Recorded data

:::::

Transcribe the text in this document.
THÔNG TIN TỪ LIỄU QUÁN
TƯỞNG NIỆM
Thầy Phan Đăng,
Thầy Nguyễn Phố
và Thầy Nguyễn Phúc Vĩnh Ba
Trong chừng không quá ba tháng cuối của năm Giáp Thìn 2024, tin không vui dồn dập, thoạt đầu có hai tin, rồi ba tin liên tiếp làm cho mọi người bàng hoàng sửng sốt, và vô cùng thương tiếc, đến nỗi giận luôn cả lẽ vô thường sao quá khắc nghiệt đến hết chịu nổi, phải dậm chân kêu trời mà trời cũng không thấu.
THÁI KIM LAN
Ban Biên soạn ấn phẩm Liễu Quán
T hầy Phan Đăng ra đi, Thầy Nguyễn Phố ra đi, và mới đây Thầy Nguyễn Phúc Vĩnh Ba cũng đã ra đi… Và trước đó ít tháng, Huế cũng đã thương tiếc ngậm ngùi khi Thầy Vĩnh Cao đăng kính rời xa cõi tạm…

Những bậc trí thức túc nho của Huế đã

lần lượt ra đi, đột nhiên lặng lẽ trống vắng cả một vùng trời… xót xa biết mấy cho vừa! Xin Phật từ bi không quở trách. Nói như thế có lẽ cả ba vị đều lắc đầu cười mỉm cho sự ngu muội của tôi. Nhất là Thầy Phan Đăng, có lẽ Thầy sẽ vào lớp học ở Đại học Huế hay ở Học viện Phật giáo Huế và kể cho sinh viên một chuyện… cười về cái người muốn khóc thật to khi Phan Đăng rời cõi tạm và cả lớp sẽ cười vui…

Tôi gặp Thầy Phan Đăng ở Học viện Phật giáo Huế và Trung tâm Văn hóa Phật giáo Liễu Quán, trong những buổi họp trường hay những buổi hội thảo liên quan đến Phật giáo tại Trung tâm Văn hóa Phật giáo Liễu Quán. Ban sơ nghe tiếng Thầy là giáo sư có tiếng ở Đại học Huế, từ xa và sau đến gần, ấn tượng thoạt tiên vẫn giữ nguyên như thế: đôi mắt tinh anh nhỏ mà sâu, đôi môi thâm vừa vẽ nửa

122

:::::

• **EXERCISE INSTRUCTIONS**
In full and verbatim, repeat the records given above.

• **OUTPUT**
Transcribe the text in this document.
THÔNG TIN TỪ LIỄU QUÁN
TƯỞNG NIỆM
Thầy Phan Đăng,
Thầy Nguyễn Phố
và Thầy Nguyễn Phúc Vĩnh Ba
Trong chừng không quá ba tháng cuối của năm Giáp Thìn 2024, tin không vui dồn dập, thoạt đầu có hai tin, rồi ba tin liên tiếp làm cho mọi người bàng hoàng sửng sốt, và vô cùng thương tiếc, đến nỗi giận luôn cả lẽ vô thường sao quá khắc nghiệt đến hết chịu nổi, phải dậm chân kêu trời mà trời cũng không thấu.
THÁI KIM LAN
Ban Biên soạn ấn phẩm Liễu Quán
T hầy Phan Đăng ra đi, Thầy Nguyễn Phố ra đi, và mới đây Thầy Nguyễn Phúc Vĩnh Ba cũng đã ra đi… Và trước đó ít tháng, Huế cũng đã thương tiếc ngậm ngùi khi Thầy Vĩnh Cao đăng kính rời xa cõi tạm…

Những bậc trí thức túc nho của Huế đã

lần lượt ra đi, đột nhiên lặng lẽ trống vắng cả một vùng trời… xót xa biết mấy cho vừa! Xin Phật từ bi không quở trách. Nói như thế có lẽ cả ba vị đều lắc đầu cười mỉm cho sự ngu muội của tôi. Nhất là Thầy Phan Đăng, có lẽ Thầy sẽ vào lớp học ở Đại học Huế hay ở Học viện Phật giáo Huế và kể cho sinh viên một chuyện… cười về cái người muốn khóc thật to khi Phan Đăng rời cõi tạm và cả lớp sẽ cười vui…

Tôi gặp Thầy Phan Đăng ở Học viện Phật giáo Huế và Trung tâm Văn hóa Phật giáo Liễu Quán, trong những buổi họp trường hay những buổi hội thảo liên quan đến Phật giáo tại Trung tâm Văn hóa Phật giáo Liễu Quán. Ban sơ nghe tiếng Thầy là giáo sư có tiếng ở Đại học Huế, từ xa và sau đến gần, ấn tượng thoạt tiên vẫn giữ nguyên như thế: đôi mắt tinh anh nhỏ mà sâu, đôi môi thâm vừa vẽ nửa

122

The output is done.